-- begin Reading text --

Lambert Chapman LLP's Paul Short cautions "Beware the Bank Covenant"
A corporate banker recently told us that any interest rate with a 2 at the front will be rare indeed in the future. He also indicated that lending will be based on LIBOR (London Interbank Offered Rate) rather than bank base rate, so that banks are not caught out again if there is an abnormal gap between the two.
I recalled my clients who had taken out finance early in 2008. The overdraft was at 2.0% over bank base and the medium to long term loan was at 1.5% above bank base. They agonised at the time with bank base rate at a higher percentage but now it is looking like very good business, particularly if one takes tax relief at higher rate into account.
What is clear is that the banks will be looking to renegotiate as soon as any review date is reached. Indeed the more impatient banks will try and accelerate this event and a customer failing to meet a banking covenant in their agreement will provide just such an opportunity.
One of my clients was actually aware that one banking covenant required the submission of annual financial statements within 6 months of the year end. It had never been taken up before but the client made damned sure they met the covenant this year to retain their 2.0% loan finance facility.
In my experience, most business people do not know what their banking covenants are. A banking covenant is a condition which one is required to fulfil for the retention of bank finance. Most people sign the finance agreement and then put their copy of the agreement in the right hand drawer without ever looking at it again. They can be blissfully unaware of the commitments that they have given in order to have this finance.
Typical banking covenants might be:
- To provide the banker with periodic management accounts by a certain date after that period end.
- To provide year end financial statements within so many months of the year end.

-- end Reading text --
-- begin Dataset excerpt --

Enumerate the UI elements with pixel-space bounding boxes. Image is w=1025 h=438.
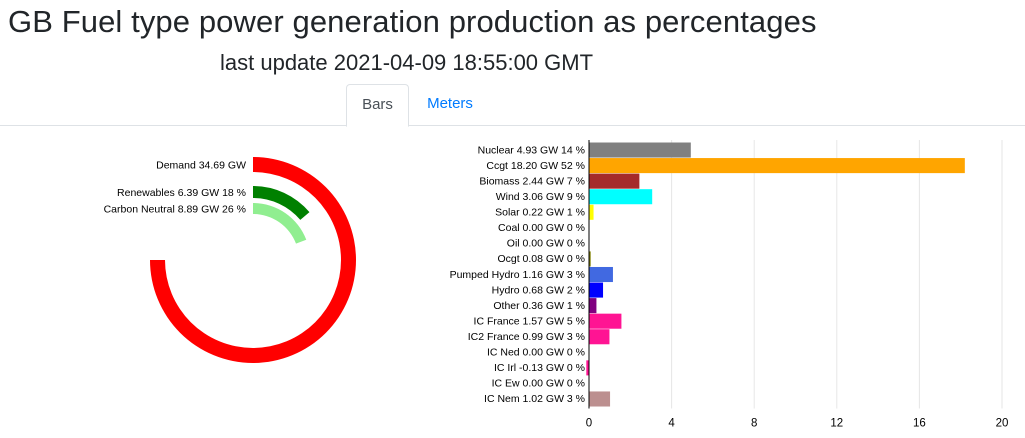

-- end Dataset excerpt --

* _To be done_
In the text about bank covenants, what margin above bank base rate did the overdraft taken out early in 2008 carry?

* _Answer to the task_
2.0% over bank base rate.